Written task ▸ Count how many lines in this material contain "Границы". The answer is that number alone.
──────── Raw data
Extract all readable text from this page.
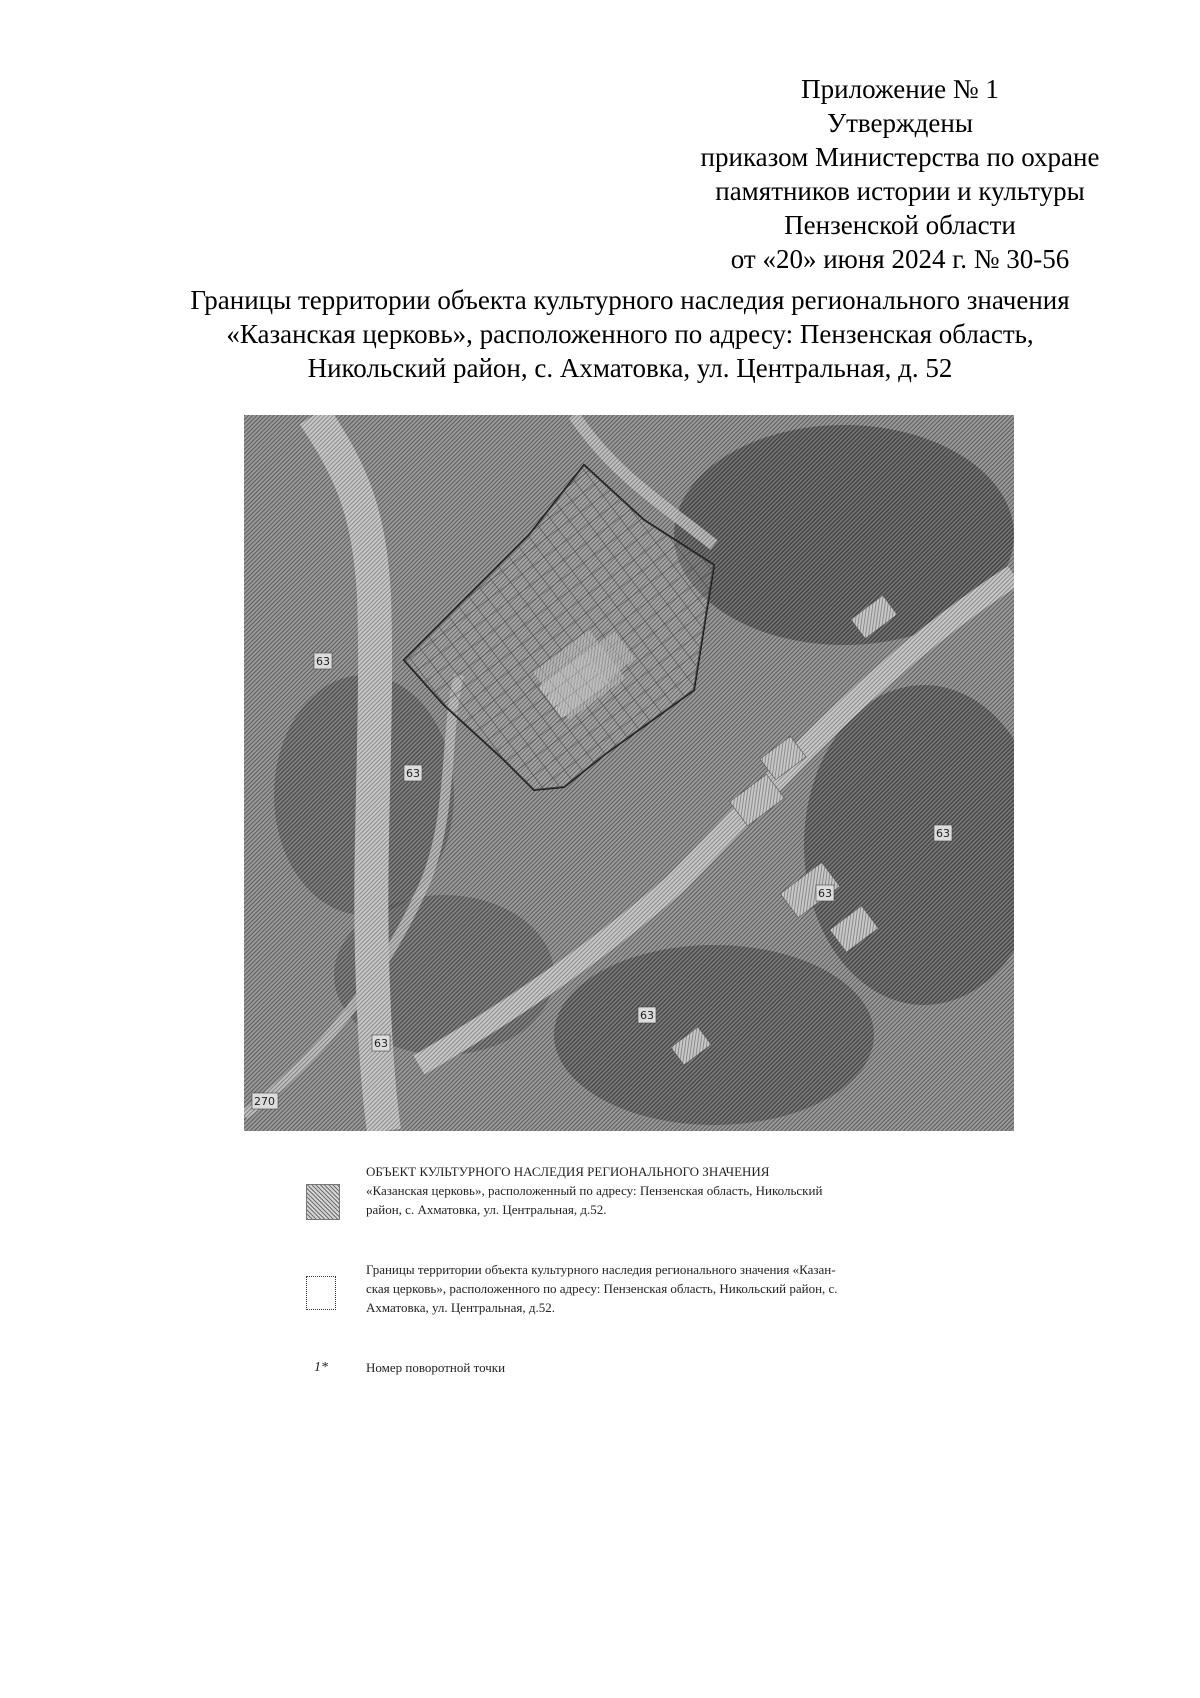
Приложение № 1
Утверждены
приказом Министерства по охране
памятников истории и культуры
Пензенской области
от «20» июня 2024 г. № 30-56
Границы территории объекта культурного наследия регионального значения
«Казанская церковь», расположенного по адресу: Пензенская область,
Никольский район, с. Ахматовка, ул. Центральная, д. 52
63
63
63
63
63
63
270
ОБЪЕКТ КУЛЬТУРНОГО НАСЛЕДИЯ РЕГИОНАЛЬНОГО ЗНАЧЕНИЯ
«Казанская церковь», расположенный по адресу: Пензенская область, Никольский
район, с. Ахматовка, ул. Центральная, д.52.
Границы территории объекта культурного наследия регионального значения «Казан-
ская церковь», расположенного по адресу: Пензенская область, Никольский район, с.
Ахматовка, ул. Центральная, д.52.
1*	Номер поворотной точки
────────────────
Full answer ▸ 2